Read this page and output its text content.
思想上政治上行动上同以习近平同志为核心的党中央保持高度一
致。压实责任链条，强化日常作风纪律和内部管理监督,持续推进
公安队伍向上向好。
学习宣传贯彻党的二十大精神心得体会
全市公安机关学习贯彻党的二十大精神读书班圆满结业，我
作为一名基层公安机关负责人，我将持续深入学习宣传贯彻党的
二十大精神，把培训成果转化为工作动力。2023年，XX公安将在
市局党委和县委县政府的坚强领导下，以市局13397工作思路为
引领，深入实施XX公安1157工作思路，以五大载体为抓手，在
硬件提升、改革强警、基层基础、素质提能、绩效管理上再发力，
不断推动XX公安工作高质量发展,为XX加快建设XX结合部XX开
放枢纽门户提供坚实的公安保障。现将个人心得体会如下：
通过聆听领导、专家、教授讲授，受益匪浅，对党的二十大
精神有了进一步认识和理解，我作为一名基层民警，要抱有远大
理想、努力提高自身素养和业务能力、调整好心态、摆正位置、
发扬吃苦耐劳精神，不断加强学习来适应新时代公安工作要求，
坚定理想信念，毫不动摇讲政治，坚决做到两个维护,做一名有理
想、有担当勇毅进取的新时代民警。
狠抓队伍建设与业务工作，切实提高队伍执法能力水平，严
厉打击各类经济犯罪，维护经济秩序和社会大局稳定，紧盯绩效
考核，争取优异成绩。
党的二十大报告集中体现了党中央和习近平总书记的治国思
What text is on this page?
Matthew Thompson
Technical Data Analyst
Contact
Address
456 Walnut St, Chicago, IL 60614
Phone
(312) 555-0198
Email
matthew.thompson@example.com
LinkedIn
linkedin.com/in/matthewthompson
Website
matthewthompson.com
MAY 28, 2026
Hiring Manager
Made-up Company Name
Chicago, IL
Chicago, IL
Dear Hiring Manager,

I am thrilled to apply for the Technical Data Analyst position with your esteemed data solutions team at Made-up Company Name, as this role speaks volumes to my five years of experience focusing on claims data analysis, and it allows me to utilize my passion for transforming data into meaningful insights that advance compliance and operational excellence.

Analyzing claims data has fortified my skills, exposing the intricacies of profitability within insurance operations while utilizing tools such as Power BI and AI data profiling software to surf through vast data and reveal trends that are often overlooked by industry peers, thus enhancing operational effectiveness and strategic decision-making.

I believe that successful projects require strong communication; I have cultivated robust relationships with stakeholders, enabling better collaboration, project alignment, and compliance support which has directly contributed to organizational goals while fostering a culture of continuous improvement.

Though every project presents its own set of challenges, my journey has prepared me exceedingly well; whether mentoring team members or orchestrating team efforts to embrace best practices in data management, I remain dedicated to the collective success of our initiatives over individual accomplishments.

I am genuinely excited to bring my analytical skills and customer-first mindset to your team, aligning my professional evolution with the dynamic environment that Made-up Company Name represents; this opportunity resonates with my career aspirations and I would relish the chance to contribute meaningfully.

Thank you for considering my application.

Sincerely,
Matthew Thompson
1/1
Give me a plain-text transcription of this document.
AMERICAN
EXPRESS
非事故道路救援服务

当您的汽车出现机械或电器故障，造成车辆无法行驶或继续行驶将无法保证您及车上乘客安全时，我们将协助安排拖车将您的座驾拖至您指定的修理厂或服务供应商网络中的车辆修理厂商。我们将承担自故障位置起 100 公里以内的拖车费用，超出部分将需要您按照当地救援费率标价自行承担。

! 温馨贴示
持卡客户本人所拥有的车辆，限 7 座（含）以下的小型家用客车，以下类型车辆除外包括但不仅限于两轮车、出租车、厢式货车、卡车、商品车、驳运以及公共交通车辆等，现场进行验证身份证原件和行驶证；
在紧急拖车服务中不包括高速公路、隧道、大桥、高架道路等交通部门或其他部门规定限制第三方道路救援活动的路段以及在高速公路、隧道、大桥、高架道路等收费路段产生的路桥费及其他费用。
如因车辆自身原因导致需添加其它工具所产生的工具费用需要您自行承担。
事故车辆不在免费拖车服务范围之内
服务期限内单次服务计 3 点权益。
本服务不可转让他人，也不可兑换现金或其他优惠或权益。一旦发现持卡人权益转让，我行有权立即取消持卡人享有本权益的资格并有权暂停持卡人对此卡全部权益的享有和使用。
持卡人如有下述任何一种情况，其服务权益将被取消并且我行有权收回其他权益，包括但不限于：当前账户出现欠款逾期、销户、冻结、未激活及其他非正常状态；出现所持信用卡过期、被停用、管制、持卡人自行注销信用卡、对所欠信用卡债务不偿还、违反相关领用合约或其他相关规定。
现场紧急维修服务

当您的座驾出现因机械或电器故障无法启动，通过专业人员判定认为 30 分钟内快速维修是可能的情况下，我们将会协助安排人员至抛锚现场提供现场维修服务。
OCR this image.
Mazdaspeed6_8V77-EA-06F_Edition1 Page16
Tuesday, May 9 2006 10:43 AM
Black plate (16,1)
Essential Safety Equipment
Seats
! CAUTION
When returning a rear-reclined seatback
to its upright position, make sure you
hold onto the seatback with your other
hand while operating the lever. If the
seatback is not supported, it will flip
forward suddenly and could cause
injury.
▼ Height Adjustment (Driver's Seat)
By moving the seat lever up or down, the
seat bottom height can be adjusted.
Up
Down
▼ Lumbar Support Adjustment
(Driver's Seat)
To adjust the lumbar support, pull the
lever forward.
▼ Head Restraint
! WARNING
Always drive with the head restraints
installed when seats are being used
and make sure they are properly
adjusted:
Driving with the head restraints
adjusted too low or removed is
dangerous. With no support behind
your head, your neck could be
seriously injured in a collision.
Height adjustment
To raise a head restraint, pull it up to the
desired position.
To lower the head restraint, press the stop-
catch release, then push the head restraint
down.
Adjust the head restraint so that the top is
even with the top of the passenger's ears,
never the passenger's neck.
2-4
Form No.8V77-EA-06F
——
Aim of the task: Your task is to give the records above again, exactly.

The response:
Read this page and output its text content.
思想上政治上行动上同以习近平同志为核心的党中央保持高度一
致。压实责任链条，强化日常作风纪律和内部管理监督,持续推进
公安队伍向上向好。
学习宣传贯彻党的二十大精神心得体会
全市公安机关学习贯彻党的二十大精神读书班圆满结业，我
作为一名基层公安机关负责人，我将持续深入学习宣传贯彻党的
二十大精神，把培训成果转化为工作动力。2023年，XX公安将在
市局党委和县委县政府的坚强领导下，以市局13397工作思路为
引领，深入实施XX公安1157工作思路，以五大载体为抓手，在
硬件提升、改革强警、基层基础、素质提能、绩效管理上再发力，
不断推动XX公安工作高质量发展,为XX加快建设XX结合部XX开
放枢纽门户提供坚实的公安保障。现将个人心得体会如下：
通过聆听领导、专家、教授讲授，受益匪浅，对党的二十大
精神有了进一步认识和理解，我作为一名基层民警，要抱有远大
理想、努力提高自身素养和业务能力、调整好心态、摆正位置、
发扬吃苦耐劳精神，不断加强学习来适应新时代公安工作要求，
坚定理想信念，毫不动摇讲政治，坚决做到两个维护,做一名有理
想、有担当勇毅进取的新时代民警。
狠抓队伍建设与业务工作，切实提高队伍执法能力水平，严
厉打击各类经济犯罪，维护经济秩序和社会大局稳定，紧盯绩效
考核，争取优异成绩。
党的二十大报告集中体现了党中央和习近平总书记的治国思
What text is on this page?
Matthew Thompson
Technical Data Analyst
Contact
Address
456 Walnut St, Chicago, IL 60614
Phone
(312) 555-0198
Email
matthew.thompson@example.com
LinkedIn
linkedin.com/in/matthewthompson
Website
matthewthompson.com
MAY 28, 2026
Hiring Manager
Made-up Company Name
Chicago, IL
Chicago, IL
Dear Hiring Manager,

I am thrilled to apply for the Technical Data Analyst position with your esteemed data solutions team at Made-up Company Name, as this role speaks volumes to my five years of experience focusing on claims data analysis, and it allows me to utilize my passion for transforming data into meaningful insights that advance compliance and operational excellence.

Analyzing claims data has fortified my skills, exposing the intricacies of profitability within insurance operations while utilizing tools such as Power BI and AI data profiling software to surf through vast data and reveal trends that are often overlooked by industry peers, thus enhancing operational effectiveness and strategic decision-making.

I believe that successful projects require strong communication; I have cultivated robust relationships with stakeholders, enabling better collaboration, project alignment, and compliance support which has directly contributed to organizational goals while fostering a culture of continuous improvement.

Though every project presents its own set of challenges, my journey has prepared me exceedingly well; whether mentoring team members or orchestrating team efforts to embrace best practices in data management, I remain dedicated to the collective success of our initiatives over individual accomplishments.

I am genuinely excited to bring my analytical skills and customer-first mindset to your team, aligning my professional evolution with the dynamic environment that Made-up Company Name represents; this opportunity resonates with my career aspirations and I would relish the chance to contribute meaningfully.

Thank you for considering my application.

Sincerely,
Matthew Thompson
1/1
Give me a plain-text transcription of this document.
AMERICAN
EXPRESS
非事故道路救援服务

当您的汽车出现机械或电器故障，造成车辆无法行驶或继续行驶将无法保证您及车上乘客安全时，我们将协助安排拖车将您的座驾拖至您指定的修理厂或服务供应商网络中的车辆修理厂商。我们将承担自故障位置起 100 公里以内的拖车费用，超出部分将需要您按照当地救援费率标价自行承担。

! 温馨贴示
持卡客户本人所拥有的车辆，限 7 座（含）以下的小型家用客车，以下类型车辆除外包括但不仅限于两轮车、出租车、厢式货车、卡车、商品车、驳运以及公共交通车辆等，现场进行验证身份证原件和行驶证；
在紧急拖车服务中不包括高速公路、隧道、大桥、高架道路等交通部门或其他部门规定限制第三方道路救援活动的路段以及在高速公路、隧道、大桥、高架道路等收费路段产生的路桥费及其他费用。
如因车辆自身原因导致需添加其它工具所产生的工具费用需要您自行承担。
事故车辆不在免费拖车服务范围之内
服务期限内单次服务计 3 点权益。
本服务不可转让他人，也不可兑换现金或其他优惠或权益。一旦发现持卡人权益转让，我行有权立即取消持卡人享有本权益的资格并有权暂停持卡人对此卡全部权益的享有和使用。
持卡人如有下述任何一种情况，其服务权益将被取消并且我行有权收回其他权益，包括但不限于：当前账户出现欠款逾期、销户、冻结、未激活及其他非正常状态；出现所持信用卡过期、被停用、管制、持卡人自行注销信用卡、对所欠信用卡债务不偿还、违反相关领用合约或其他相关规定。
现场紧急维修服务

当您的座驾出现因机械或电器故障无法启动，通过专业人员判定认为 30 分钟内快速维修是可能的情况下，我们将会协助安排人员至抛锚现场提供现场维修服务。
OCR this image.
Mazdaspeed6_8V77-EA-06F_Edition1 Page16
Tuesday, May 9 2006 10:43 AM
Black plate (16,1)
Essential Safety Equipment
Seats
! CAUTION
When returning a rear-reclined seatback
to its upright position, make sure you
hold onto the seatback with your other
hand while operating the lever. If the
seatback is not supported, it will flip
forward suddenly and could cause
injury.
▼ Height Adjustment (Driver's Seat)
By moving the seat lever up or down, the
seat bottom height can be adjusted.
Up
Down
▼ Lumbar Support Adjustment
(Driver's Seat)
To adjust the lumbar support, pull the
lever forward.
▼ Head Restraint
! WARNING
Always drive with the head restraints
installed when seats are being used
and make sure they are properly
adjusted:
Driving with the head restraints
adjusted too low or removed is
dangerous. With no support behind
your head, your neck could be
seriously injured in a collision.
Height adjustment
To raise a head restraint, pull it up to the
desired position.
To lower the head restraint, press the stop-
catch release, then push the head restraint
down.
Adjust the head restraint so that the top is
even with the top of the passenger's ears,
never the passenger's neck.
2-4
Form No.8V77-EA-06F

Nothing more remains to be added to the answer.